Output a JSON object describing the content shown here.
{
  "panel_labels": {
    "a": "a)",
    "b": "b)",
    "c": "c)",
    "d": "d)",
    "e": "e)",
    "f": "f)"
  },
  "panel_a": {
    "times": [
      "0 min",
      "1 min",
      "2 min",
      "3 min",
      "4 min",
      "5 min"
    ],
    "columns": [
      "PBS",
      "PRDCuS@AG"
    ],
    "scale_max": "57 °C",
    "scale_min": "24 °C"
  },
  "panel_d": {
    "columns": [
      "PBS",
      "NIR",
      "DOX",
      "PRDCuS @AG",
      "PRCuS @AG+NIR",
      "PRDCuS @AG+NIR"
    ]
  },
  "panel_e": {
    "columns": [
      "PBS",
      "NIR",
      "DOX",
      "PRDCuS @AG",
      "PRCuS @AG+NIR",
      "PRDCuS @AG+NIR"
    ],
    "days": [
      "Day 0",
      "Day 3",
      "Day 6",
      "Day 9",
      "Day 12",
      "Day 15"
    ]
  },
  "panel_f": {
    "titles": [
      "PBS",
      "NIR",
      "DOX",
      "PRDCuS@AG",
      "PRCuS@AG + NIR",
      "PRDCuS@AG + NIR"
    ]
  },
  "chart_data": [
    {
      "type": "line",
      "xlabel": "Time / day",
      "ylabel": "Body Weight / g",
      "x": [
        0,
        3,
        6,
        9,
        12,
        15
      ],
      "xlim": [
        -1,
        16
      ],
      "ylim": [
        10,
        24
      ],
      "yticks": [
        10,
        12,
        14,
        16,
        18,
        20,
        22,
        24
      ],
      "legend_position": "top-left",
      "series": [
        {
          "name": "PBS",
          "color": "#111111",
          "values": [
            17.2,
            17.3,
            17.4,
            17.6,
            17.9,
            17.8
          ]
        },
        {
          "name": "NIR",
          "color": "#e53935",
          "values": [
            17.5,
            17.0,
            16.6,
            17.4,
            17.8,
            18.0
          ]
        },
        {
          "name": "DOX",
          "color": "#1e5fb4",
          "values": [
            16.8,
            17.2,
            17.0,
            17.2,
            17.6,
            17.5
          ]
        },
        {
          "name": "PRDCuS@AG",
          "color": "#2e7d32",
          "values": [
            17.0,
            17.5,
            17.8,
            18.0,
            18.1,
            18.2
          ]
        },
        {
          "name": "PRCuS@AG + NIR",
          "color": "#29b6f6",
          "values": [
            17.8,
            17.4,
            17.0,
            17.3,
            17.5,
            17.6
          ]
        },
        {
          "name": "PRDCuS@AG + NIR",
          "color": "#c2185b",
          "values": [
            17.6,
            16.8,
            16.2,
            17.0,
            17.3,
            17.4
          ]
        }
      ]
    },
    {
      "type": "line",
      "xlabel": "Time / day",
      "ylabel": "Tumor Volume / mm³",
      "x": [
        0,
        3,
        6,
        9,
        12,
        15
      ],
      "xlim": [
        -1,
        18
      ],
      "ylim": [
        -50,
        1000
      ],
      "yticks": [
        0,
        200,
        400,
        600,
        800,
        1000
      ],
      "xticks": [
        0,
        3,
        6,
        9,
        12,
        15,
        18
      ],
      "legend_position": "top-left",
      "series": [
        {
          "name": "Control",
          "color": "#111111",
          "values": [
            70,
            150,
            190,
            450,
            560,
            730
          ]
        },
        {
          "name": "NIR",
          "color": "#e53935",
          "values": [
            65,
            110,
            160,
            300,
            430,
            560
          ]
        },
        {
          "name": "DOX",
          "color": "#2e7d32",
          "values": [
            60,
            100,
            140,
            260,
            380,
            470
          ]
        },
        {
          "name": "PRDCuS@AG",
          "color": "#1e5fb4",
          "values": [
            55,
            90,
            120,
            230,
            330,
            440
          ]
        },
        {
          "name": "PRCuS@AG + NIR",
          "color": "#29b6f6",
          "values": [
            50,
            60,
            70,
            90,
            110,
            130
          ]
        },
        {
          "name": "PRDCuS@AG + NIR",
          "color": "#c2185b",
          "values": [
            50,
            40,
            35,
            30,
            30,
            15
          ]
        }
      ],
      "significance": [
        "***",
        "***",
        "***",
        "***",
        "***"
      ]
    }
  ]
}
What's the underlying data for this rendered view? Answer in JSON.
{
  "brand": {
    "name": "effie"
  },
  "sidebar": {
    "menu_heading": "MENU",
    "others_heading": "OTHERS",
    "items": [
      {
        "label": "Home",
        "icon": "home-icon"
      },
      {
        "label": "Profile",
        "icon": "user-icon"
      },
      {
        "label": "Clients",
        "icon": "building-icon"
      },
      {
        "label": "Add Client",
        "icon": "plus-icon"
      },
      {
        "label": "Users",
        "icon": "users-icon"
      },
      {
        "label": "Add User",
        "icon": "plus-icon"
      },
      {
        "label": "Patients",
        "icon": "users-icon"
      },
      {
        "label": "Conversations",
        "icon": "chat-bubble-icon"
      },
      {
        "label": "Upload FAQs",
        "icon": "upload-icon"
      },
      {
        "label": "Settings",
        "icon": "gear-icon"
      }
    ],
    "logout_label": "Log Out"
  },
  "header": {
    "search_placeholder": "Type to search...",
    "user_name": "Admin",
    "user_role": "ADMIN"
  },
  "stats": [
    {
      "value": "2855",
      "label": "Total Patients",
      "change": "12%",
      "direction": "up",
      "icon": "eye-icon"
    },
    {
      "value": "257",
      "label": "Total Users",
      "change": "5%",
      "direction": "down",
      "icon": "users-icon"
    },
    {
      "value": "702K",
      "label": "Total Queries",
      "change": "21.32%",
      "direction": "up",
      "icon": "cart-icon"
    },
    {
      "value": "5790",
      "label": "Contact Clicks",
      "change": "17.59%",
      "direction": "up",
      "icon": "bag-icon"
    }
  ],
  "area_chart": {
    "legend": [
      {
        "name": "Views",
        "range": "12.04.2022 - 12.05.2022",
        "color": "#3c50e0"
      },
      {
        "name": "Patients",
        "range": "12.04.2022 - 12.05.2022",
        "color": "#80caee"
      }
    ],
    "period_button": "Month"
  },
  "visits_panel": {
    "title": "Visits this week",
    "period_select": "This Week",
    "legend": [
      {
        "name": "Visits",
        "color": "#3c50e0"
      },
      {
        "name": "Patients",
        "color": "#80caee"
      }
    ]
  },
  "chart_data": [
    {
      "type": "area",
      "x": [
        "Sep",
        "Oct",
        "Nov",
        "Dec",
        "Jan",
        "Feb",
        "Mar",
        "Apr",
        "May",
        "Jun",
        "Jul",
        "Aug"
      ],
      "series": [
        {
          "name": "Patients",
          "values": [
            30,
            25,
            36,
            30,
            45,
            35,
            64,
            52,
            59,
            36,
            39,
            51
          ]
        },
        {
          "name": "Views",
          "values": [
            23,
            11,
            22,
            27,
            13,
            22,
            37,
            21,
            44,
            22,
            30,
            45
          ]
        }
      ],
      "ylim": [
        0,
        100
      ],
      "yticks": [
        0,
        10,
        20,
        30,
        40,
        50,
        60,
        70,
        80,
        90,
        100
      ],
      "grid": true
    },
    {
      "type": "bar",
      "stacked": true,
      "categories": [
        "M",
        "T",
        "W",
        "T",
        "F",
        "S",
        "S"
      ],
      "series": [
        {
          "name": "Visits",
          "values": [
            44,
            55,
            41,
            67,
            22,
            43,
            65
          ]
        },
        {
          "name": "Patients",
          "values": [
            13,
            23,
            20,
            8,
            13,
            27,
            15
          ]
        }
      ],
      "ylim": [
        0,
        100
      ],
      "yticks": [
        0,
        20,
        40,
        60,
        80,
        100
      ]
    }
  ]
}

Exercise => Write out every record again, exactly as it was written.

Answer space =>
Output a JSON object describing the content shown here.
{
  "panel_labels": {
    "a": "a)",
    "b": "b)",
    "c": "c)",
    "d": "d)",
    "e": "e)",
    "f": "f)"
  },
  "panel_a": {
    "times": [
      "0 min",
      "1 min",
      "2 min",
      "3 min",
      "4 min",
      "5 min"
    ],
    "columns": [
      "PBS",
      "PRDCuS@AG"
    ],
    "scale_max": "57 °C",
    "scale_min": "24 °C"
  },
  "panel_d": {
    "columns": [
      "PBS",
      "NIR",
      "DOX",
      "PRDCuS @AG",
      "PRCuS @AG+NIR",
      "PRDCuS @AG+NIR"
    ]
  },
  "panel_e": {
    "columns": [
      "PBS",
      "NIR",
      "DOX",
      "PRDCuS @AG",
      "PRCuS @AG+NIR",
      "PRDCuS @AG+NIR"
    ],
    "days": [
      "Day 0",
      "Day 3",
      "Day 6",
      "Day 9",
      "Day 12",
      "Day 15"
    ]
  },
  "panel_f": {
    "titles": [
      "PBS",
      "NIR",
      "DOX",
      "PRDCuS@AG",
      "PRCuS@AG + NIR",
      "PRDCuS@AG + NIR"
    ]
  },
  "chart_data": [
    {
      "type": "line",
      "xlabel": "Time / day",
      "ylabel": "Body Weight / g",
      "x": [
        0,
        3,
        6,
        9,
        12,
        15
      ],
      "xlim": [
        -1,
        16
      ],
      "ylim": [
        10,
        24
      ],
      "yticks": [
        10,
        12,
        14,
        16,
        18,
        20,
        22,
        24
      ],
      "legend_position": "top-left",
      "series": [
        {
          "name": "PBS",
          "color": "#111111",
          "values": [
            17.2,
            17.3,
            17.4,
            17.6,
            17.9,
            17.8
          ]
        },
        {
          "name": "NIR",
          "color": "#e53935",
          "values": [
            17.5,
            17.0,
            16.6,
            17.4,
            17.8,
            18.0
          ]
        },
        {
          "name": "DOX",
          "color": "#1e5fb4",
          "values": [
            16.8,
            17.2,
            17.0,
            17.2,
            17.6,
            17.5
          ]
        },
        {
          "name": "PRDCuS@AG",
          "color": "#2e7d32",
          "values": [
            17.0,
            17.5,
            17.8,
            18.0,
            18.1,
            18.2
          ]
        },
        {
          "name": "PRCuS@AG + NIR",
          "color": "#29b6f6",
          "values": [
            17.8,
            17.4,
            17.0,
            17.3,
            17.5,
            17.6
          ]
        },
        {
          "name": "PRDCuS@AG + NIR",
          "color": "#c2185b",
          "values": [
            17.6,
            16.8,
            16.2,
            17.0,
            17.3,
            17.4
          ]
        }
      ]
    },
    {
      "type": "line",
      "xlabel": "Time / day",
      "ylabel": "Tumor Volume / mm³",
      "x": [
        0,
        3,
        6,
        9,
        12,
        15
      ],
      "xlim": [
        -1,
        18
      ],
      "ylim": [
        -50,
        1000
      ],
      "yticks": [
        0,
        200,
        400,
        600,
        800,
        1000
      ],
      "xticks": [
        0,
        3,
        6,
        9,
        12,
        15,
        18
      ],
      "legend_position": "top-left",
      "series": [
        {
          "name": "Control",
          "color": "#111111",
          "values": [
            70,
            150,
            190,
            450,
            560,
            730
          ]
        },
        {
          "name": "NIR",
          "color": "#e53935",
          "values": [
            65,
            110,
            160,
            300,
            430,
            560
          ]
        },
        {
          "name": "DOX",
          "color": "#2e7d32",
          "values": [
            60,
            100,
            140,
            260,
            380,
            470
          ]
        },
        {
          "name": "PRDCuS@AG",
          "color": "#1e5fb4",
          "values": [
            55,
            90,
            120,
            230,
            330,
            440
          ]
        },
        {
          "name": "PRCuS@AG + NIR",
          "color": "#29b6f6",
          "values": [
            50,
            60,
            70,
            90,
            110,
            130
          ]
        },
        {
          "name": "PRDCuS@AG + NIR",
          "color": "#c2185b",
          "values": [
            50,
            40,
            35,
            30,
            30,
            15
          ]
        }
      ],
      "significance": [
        "***",
        "***",
        "***",
        "***",
        "***"
      ]
    }
  ]
}
What's the underlying data for this rendered view? Answer in JSON.
{
  "brand": {
    "name": "effie"
  },
  "sidebar": {
    "menu_heading": "MENU",
    "others_heading": "OTHERS",
    "items": [
      {
        "label": "Home",
        "icon": "home-icon"
      },
      {
        "label": "Profile",
        "icon": "user-icon"
      },
      {
        "label": "Clients",
        "icon": "building-icon"
      },
      {
        "label": "Add Client",
        "icon": "plus-icon"
      },
      {
        "label": "Users",
        "icon": "users-icon"
      },
      {
        "label": "Add User",
        "icon": "plus-icon"
      },
      {
        "label": "Patients",
        "icon": "users-icon"
      },
      {
        "label": "Conversations",
        "icon": "chat-bubble-icon"
      },
      {
        "label": "Upload FAQs",
        "icon": "upload-icon"
      },
      {
        "label": "Settings",
        "icon": "gear-icon"
      }
    ],
    "logout_label": "Log Out"
  },
  "header": {
    "search_placeholder": "Type to search...",
    "user_name": "Admin",
    "user_role": "ADMIN"
  },
  "stats": [
    {
      "value": "2855",
      "label": "Total Patients",
      "change": "12%",
      "direction": "up",
      "icon": "eye-icon"
    },
    {
      "value": "257",
      "label": "Total Users",
      "change": "5%",
      "direction": "down",
      "icon": "users-icon"
    },
    {
      "value": "702K",
      "label": "Total Queries",
      "change": "21.32%",
      "direction": "up",
      "icon": "cart-icon"
    },
    {
      "value": "5790",
      "label": "Contact Clicks",
      "change": "17.59%",
      "direction": "up",
      "icon": "bag-icon"
    }
  ],
  "area_chart": {
    "legend": [
      {
        "name": "Views",
        "range": "12.04.2022 - 12.05.2022",
        "color": "#3c50e0"
      },
      {
        "name": "Patients",
        "range": "12.04.2022 - 12.05.2022",
        "color": "#80caee"
      }
    ],
    "period_button": "Month"
  },
  "visits_panel": {
    "title": "Visits this week",
    "period_select": "This Week",
    "legend": [
      {
        "name": "Visits",
        "color": "#3c50e0"
      },
      {
        "name": "Patients",
        "color": "#80caee"
      }
    ]
  },
  "chart_data": [
    {
      "type": "area",
      "x": [
        "Sep",
        "Oct",
        "Nov",
        "Dec",
        "Jan",
        "Feb",
        "Mar",
        "Apr",
        "May",
        "Jun",
        "Jul",
        "Aug"
      ],
      "series": [
        {
          "name": "Patients",
          "values": [
            30,
            25,
            36,
            30,
            45,
            35,
            64,
            52,
            59,
            36,
            39,
            51
          ]
        },
        {
          "name": "Views",
          "values": [
            23,
            11,
            22,
            27,
            13,
            22,
            37,
            21,
            44,
            22,
            30,
            45
          ]
        }
      ],
      "ylim": [
        0,
        100
      ],
      "yticks": [
        0,
        10,
        20,
        30,
        40,
        50,
        60,
        70,
        80,
        90,
        100
      ],
      "grid": true
    },
    {
      "type": "bar",
      "stacked": true,
      "categories": [
        "M",
        "T",
        "W",
        "T",
        "F",
        "S",
        "S"
      ],
      "series": [
        {
          "name": "Visits",
          "values": [
            44,
            55,
            41,
            67,
            22,
            43,
            65
          ]
        },
        {
          "name": "Patients",
          "values": [
            13,
            23,
            20,
            8,
            13,
            27,
            15
          ]
        }
      ],
      "ylim": [
        0,
        100
      ],
      "yticks": [
        0,
        20,
        40,
        60,
        80,
        100
      ]
    }
  ]
}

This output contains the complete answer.